[Extracted text Boundary: Start]
[Frontiers in Bioscience 17, 2675-2683, June 1, 2012]

Abnormal bone metabolism in Crohn's disease

Tao Wu1,2, Haiyan Song1, Guang Ji1

1Institute of Digestive Disease, Longhua Hospital,Shanghai University of Traditional Chinese Medicine, Shanghai 200032, China, 2Center of Chinese medicine therapy and systems biology, shanghai university of Traditional Chinese Medicine, Shanghai 201203, China

TABLE OF CONTENTS

1. Abstract
2. Introduction
3. Related indicators in bone metabolism studies
3.1. General indicators
3.2. Bone turnover indicators
3.3. Indicators of PBMC function and hormones evaluating bone turnover
4. Factors influencing abnormal bone metabolism
4.1. Common factors affecting bone turnover
4.2. Disease region and duration
4.3. Corticosteroid therapy in CD
4.4. Disequilibrium of calcium and VitD
4.5. Gene polymorphisms
4.6. Endocrine hormone level
4.7. Skin-fold thickness (SFT)
[Extracted text Boundary: End]
Task requirements → Could you continue the article on abnormal bone metabolism in Crohn's disease from where its table of contents stops?
[Entries shown Boundary: Start]
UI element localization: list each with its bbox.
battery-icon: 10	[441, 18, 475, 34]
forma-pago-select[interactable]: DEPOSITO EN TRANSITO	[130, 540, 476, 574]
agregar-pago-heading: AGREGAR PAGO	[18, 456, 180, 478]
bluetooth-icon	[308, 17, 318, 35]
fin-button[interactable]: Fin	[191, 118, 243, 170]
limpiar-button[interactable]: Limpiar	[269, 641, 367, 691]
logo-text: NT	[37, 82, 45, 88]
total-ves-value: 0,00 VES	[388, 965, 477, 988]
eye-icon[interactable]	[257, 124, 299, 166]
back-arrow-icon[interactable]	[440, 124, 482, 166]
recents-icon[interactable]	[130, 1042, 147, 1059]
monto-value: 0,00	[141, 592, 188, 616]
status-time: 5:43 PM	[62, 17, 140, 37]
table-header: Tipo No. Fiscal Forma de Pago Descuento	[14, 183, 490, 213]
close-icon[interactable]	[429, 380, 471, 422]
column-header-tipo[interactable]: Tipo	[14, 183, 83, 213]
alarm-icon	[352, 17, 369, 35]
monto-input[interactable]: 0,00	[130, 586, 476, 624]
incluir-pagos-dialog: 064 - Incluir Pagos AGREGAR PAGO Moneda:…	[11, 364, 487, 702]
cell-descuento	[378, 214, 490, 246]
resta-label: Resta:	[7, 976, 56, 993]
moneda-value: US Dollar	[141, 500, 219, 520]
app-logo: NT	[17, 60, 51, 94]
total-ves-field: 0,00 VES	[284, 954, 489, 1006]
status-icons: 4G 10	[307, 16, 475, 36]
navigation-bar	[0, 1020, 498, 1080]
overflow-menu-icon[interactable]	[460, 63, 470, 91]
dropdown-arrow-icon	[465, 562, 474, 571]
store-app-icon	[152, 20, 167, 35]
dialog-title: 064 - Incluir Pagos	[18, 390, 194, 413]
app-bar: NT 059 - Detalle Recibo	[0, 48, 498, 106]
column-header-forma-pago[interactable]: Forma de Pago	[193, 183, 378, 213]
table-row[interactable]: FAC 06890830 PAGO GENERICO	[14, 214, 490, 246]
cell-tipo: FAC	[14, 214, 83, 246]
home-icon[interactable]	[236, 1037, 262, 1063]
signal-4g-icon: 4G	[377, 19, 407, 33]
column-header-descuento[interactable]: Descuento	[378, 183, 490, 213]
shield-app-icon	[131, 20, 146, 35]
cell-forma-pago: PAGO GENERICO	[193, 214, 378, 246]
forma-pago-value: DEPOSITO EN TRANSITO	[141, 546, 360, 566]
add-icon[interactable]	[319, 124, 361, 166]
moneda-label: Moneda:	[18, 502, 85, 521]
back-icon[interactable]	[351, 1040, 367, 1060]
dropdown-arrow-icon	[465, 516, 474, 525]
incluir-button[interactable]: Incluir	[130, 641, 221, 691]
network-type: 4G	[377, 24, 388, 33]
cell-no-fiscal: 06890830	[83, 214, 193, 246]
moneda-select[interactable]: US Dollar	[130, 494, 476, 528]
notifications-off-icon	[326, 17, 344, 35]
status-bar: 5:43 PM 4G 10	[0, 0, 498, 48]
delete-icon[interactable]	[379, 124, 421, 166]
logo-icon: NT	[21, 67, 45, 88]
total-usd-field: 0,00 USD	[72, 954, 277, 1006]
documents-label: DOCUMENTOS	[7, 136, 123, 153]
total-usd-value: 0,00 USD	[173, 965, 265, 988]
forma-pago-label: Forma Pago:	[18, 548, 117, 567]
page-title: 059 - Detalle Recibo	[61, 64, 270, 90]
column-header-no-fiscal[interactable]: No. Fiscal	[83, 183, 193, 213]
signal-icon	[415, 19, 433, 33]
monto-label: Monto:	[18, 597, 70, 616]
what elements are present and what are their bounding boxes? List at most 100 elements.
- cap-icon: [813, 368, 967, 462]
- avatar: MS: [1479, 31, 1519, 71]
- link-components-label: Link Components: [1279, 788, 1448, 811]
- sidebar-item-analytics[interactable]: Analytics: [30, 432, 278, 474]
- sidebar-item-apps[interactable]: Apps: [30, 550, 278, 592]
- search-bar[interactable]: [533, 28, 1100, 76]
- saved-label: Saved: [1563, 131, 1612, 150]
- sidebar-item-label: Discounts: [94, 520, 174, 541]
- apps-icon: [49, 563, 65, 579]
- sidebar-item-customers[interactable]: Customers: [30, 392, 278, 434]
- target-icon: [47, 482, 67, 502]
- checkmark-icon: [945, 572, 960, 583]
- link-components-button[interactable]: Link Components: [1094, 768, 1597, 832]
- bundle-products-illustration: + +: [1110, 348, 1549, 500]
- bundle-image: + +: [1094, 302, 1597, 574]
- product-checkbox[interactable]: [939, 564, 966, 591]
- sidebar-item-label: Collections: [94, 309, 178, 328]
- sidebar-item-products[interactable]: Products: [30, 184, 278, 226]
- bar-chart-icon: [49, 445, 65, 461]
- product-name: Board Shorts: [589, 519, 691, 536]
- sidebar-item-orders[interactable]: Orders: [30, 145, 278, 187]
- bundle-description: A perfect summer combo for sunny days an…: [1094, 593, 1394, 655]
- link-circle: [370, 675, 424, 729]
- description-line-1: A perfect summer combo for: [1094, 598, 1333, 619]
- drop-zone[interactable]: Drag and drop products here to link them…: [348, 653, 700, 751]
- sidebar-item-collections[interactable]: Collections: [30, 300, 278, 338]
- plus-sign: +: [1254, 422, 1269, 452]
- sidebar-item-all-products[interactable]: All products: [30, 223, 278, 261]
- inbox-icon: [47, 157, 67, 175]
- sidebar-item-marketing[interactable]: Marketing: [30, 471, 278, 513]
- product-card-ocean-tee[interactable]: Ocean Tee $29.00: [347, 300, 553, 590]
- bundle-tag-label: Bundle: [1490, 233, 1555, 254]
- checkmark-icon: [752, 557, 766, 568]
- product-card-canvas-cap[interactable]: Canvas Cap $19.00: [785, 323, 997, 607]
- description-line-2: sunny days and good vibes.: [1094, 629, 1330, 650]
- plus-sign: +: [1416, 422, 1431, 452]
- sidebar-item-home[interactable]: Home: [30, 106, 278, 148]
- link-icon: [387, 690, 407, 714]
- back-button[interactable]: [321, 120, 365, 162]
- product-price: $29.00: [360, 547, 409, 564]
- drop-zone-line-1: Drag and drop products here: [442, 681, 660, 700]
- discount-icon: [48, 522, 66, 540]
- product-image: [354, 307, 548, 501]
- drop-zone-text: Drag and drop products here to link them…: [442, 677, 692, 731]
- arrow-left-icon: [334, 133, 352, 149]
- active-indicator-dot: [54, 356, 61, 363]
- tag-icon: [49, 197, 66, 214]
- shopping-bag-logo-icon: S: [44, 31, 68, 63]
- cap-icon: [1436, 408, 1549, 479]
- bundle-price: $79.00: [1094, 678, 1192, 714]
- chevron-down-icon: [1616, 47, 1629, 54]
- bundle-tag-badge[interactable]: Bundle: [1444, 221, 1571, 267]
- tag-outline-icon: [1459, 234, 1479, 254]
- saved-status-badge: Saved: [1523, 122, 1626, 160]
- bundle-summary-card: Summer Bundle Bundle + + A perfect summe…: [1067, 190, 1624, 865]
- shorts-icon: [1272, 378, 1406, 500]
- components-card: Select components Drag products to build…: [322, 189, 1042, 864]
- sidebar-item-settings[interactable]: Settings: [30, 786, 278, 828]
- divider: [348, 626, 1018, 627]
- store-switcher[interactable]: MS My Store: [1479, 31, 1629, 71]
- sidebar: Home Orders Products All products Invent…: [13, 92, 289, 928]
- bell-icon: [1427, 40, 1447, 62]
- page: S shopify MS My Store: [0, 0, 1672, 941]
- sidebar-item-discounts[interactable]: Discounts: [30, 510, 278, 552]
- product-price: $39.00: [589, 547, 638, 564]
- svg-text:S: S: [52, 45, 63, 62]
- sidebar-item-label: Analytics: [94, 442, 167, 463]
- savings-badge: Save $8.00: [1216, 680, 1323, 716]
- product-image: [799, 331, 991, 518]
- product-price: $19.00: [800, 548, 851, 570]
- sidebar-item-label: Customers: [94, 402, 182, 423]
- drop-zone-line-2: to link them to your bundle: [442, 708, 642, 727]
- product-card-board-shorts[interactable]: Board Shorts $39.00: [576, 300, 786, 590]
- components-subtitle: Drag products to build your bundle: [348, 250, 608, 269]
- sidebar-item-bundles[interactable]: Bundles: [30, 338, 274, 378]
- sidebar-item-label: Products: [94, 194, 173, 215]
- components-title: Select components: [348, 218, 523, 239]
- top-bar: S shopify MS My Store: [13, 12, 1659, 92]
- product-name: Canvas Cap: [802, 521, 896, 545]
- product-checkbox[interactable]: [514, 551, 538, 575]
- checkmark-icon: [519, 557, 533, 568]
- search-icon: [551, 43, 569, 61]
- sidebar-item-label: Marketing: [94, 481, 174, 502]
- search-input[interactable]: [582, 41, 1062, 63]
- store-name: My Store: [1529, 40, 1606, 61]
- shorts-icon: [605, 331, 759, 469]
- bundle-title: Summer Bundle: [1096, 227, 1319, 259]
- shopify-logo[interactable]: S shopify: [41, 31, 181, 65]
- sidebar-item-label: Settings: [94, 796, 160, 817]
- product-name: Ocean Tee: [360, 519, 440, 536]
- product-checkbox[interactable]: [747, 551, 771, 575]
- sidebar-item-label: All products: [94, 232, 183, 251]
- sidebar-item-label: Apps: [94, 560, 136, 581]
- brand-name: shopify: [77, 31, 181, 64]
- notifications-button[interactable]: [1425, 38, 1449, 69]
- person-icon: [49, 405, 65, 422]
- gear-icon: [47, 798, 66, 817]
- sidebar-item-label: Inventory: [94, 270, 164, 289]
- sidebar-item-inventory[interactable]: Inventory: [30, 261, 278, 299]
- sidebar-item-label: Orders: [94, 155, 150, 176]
[Entries shown Boundary: End]
Written reply →
4.8. Serum bone sialoprotein
4.9. Muscular mass and activity
4.10. Complications or extra-intestinal involvement
5. Treatment of abnormal bone metabolism
5.1. Anti-tumor necrosis factor-alpha antibody Hormones
5.2. Anti-resorptive agents
5.3. Altered function of PBMC
5.4. Granulocyte-macrophage colony-stimulating factor
5.5. Nutrition
6. Problems and prospection
7. Acknowledgements
8. References

1. ABSTRACT

Inflammatory bowel diseases (IBD) including Crohn's disease (CD) and ulcerative colitis (UC) have a major impact on the health of individuals and population. These diseases result from an inappropriate immune response, in genetically susceptible individuals, to microbial antigens of commensal microorganisms. This paper reviews the abnormal bone metabolism associated with CD, in order to elucidate the mechanism of bone loss.